**Direction**
Among the entries, which lines carry the string "this"? Copy each of them.

Raw records:
---+---

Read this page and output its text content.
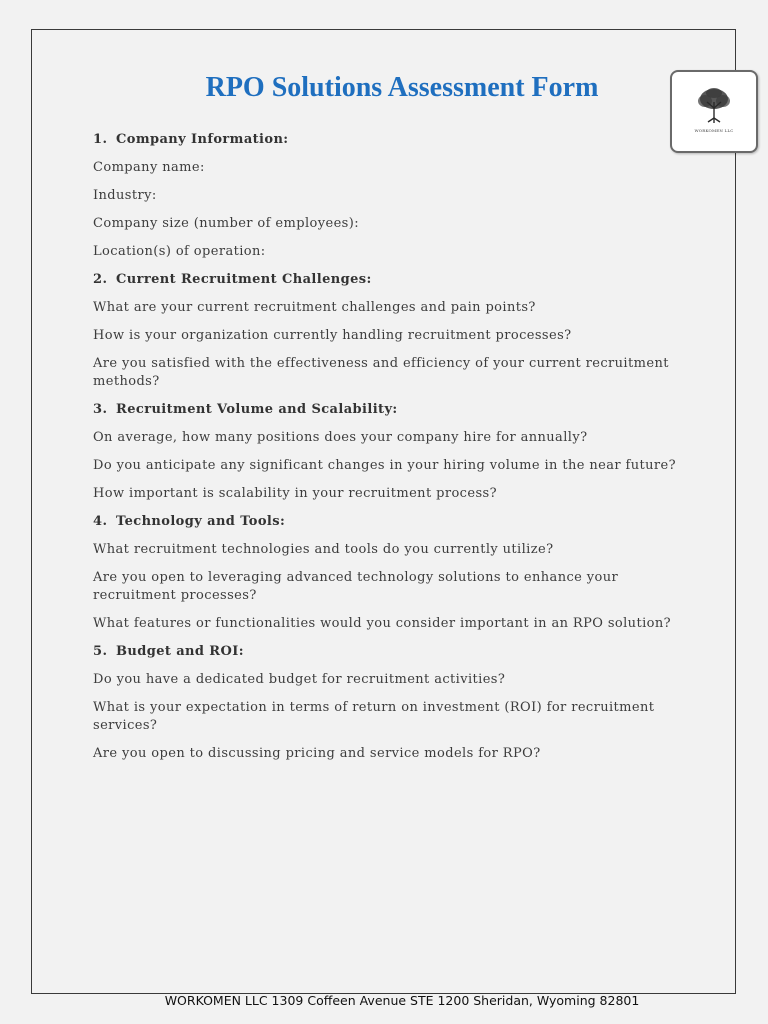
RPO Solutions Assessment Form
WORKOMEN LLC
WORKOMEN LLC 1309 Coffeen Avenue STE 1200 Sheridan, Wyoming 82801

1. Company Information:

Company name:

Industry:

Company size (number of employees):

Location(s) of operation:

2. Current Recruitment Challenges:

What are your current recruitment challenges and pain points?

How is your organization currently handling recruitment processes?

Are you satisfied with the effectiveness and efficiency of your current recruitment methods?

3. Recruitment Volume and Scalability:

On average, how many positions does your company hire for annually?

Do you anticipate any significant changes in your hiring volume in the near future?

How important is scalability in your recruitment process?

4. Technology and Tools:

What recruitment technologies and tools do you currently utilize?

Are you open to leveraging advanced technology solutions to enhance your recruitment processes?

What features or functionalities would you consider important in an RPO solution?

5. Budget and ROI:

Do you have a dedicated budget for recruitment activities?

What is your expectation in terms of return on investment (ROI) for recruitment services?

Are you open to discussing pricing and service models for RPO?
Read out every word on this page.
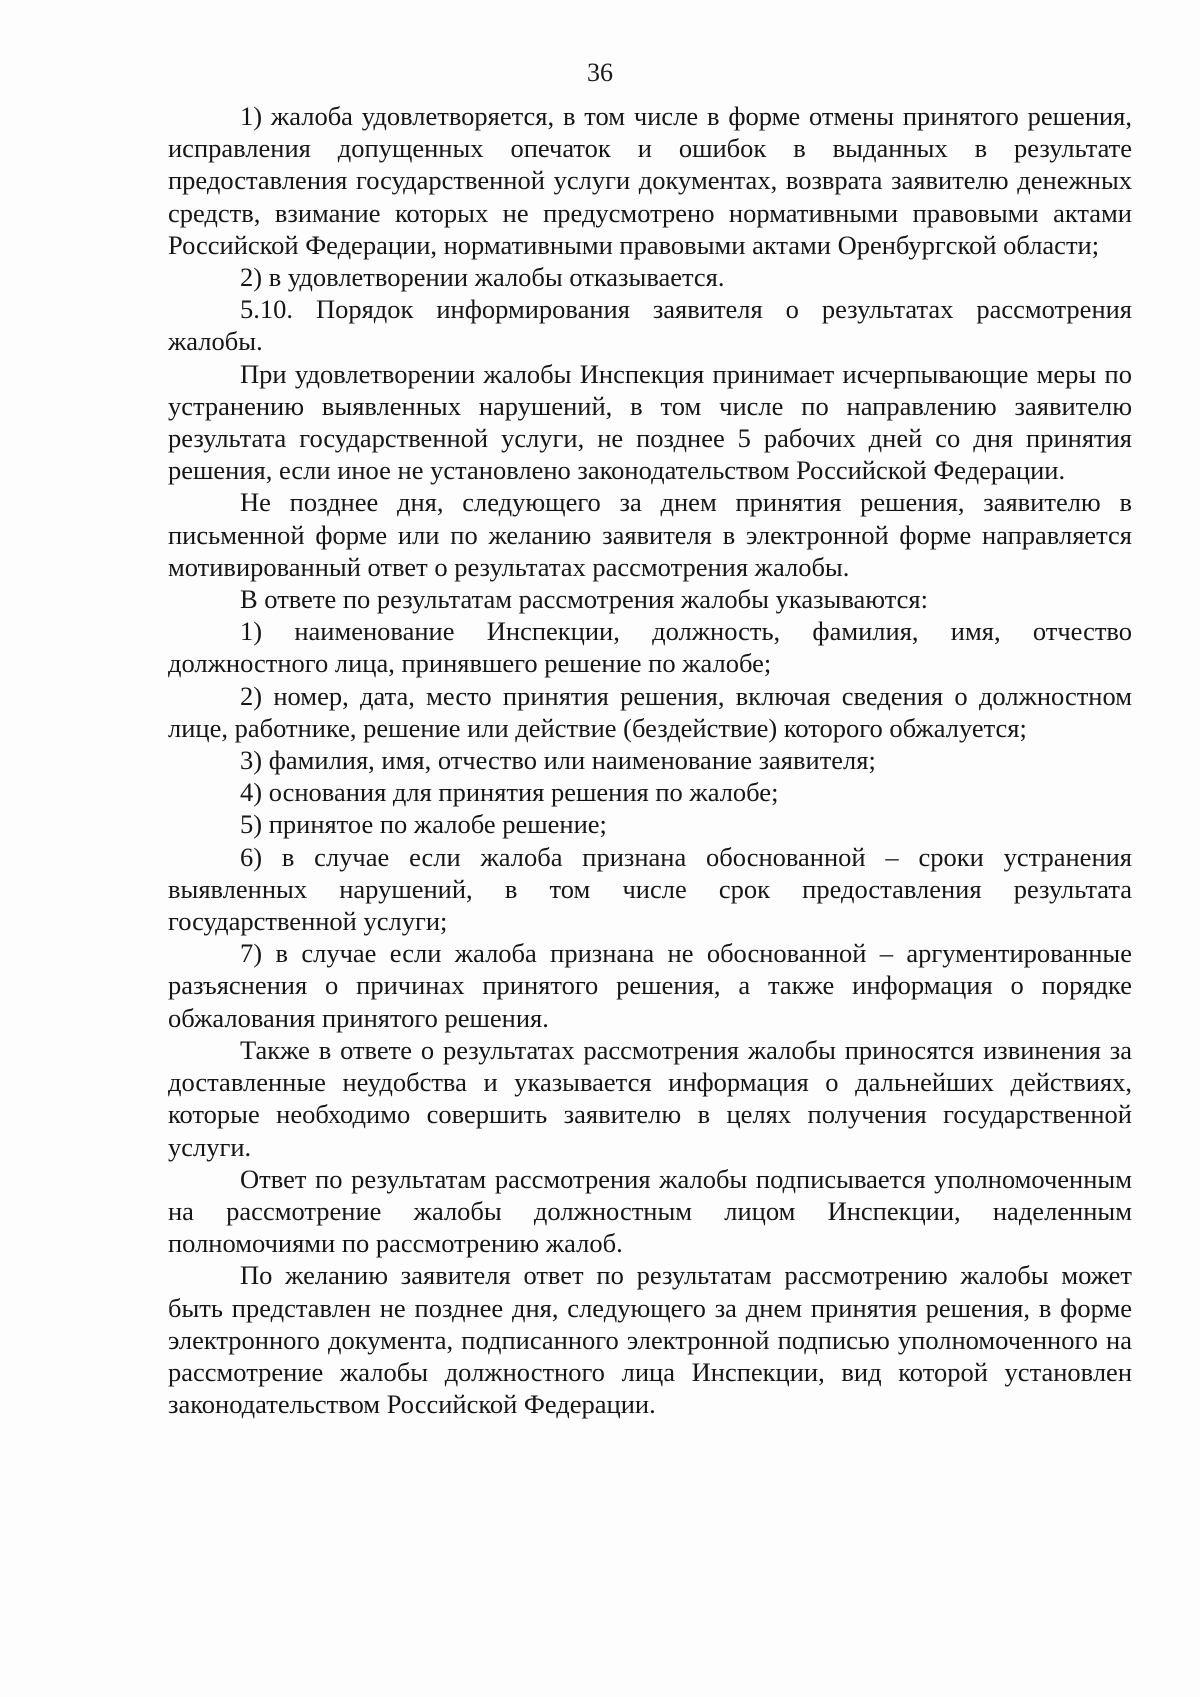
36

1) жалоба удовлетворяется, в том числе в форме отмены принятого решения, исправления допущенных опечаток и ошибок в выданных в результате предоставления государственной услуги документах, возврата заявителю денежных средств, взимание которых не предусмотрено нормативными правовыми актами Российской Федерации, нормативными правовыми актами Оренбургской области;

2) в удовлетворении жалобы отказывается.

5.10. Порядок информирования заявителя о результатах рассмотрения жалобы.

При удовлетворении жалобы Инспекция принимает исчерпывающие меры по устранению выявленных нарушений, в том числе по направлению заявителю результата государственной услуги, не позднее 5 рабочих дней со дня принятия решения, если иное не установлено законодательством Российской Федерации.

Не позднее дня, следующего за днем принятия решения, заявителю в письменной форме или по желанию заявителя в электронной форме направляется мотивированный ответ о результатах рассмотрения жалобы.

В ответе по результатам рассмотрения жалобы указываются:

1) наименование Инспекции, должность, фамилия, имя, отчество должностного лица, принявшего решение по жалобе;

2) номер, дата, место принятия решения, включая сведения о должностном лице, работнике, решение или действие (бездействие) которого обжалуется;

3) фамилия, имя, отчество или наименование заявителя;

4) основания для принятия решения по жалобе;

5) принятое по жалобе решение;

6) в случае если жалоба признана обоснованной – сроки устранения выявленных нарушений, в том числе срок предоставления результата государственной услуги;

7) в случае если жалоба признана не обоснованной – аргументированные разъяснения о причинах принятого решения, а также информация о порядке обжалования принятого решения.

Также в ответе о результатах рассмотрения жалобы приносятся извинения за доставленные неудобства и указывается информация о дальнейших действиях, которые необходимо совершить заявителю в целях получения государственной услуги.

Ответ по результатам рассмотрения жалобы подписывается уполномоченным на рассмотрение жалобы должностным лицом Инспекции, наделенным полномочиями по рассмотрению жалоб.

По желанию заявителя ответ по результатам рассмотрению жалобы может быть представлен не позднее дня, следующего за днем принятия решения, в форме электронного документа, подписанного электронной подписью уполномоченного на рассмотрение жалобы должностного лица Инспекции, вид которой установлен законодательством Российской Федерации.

---+---

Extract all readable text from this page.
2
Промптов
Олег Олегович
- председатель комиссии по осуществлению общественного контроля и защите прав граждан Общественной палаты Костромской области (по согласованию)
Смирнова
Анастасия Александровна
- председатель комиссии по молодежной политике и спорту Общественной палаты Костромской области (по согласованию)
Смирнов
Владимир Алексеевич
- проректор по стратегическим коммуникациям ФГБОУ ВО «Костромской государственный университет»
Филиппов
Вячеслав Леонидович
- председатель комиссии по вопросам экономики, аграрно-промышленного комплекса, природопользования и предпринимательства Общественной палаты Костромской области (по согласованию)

---+---

**Output of the task**
Read this page and output its text content.
Read out every word on this page.
Extract all readable text from this page.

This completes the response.